Stored records:
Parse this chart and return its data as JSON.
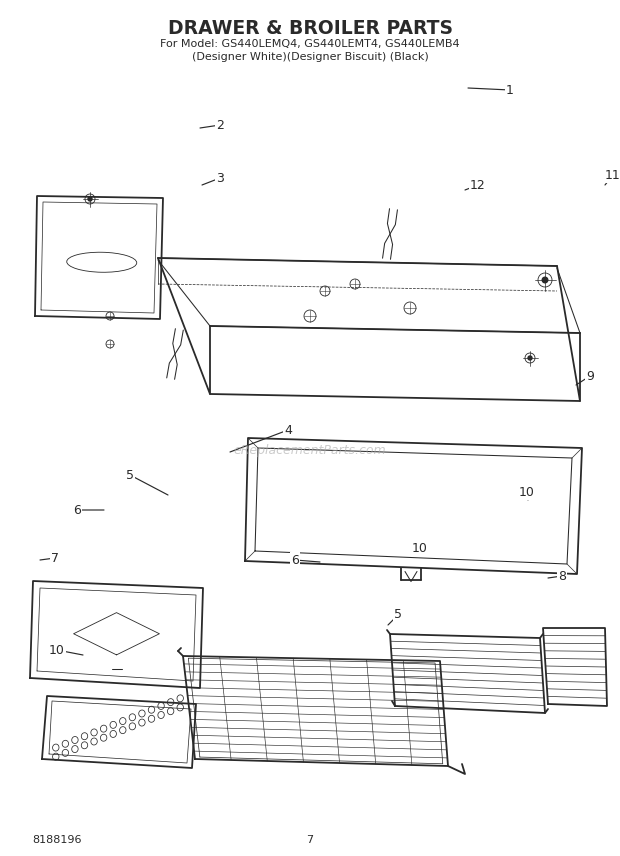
{
  "title": "DRAWER & BROILER PARTS",
  "subtitle1": "For Model: GS440LEMQ4, GS440LEMT4, GS440LEMB4",
  "subtitle2": "(Designer White)(Designer Biscuit) (Black)",
  "doc_number": "8188196",
  "page_number": "7",
  "bg_color": "#ffffff",
  "line_color": "#2a2a2a",
  "watermark": "eReplacementParts.com",
  "fig_width": 6.2,
  "fig_height": 8.56,
  "dpi": 100
}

Stated task: Every line above should be returned exactly; the pictures stay out.

Solution to the problem:
Parse this chart and return its data as JSON.
{
  "title": "DRAWER & BROILER PARTS",
  "subtitle1": "For Model: GS440LEMQ4, GS440LEMT4, GS440LEMB4",
  "subtitle2": "(Designer White)(Designer Biscuit) (Black)",
  "doc_number": "8188196",
  "page_number": "7",
  "bg_color": "#ffffff",
  "line_color": "#2a2a2a",
  "watermark": "eReplacementParts.com",
  "fig_width": 6.2,
  "fig_height": 8.56,
  "dpi": 100
}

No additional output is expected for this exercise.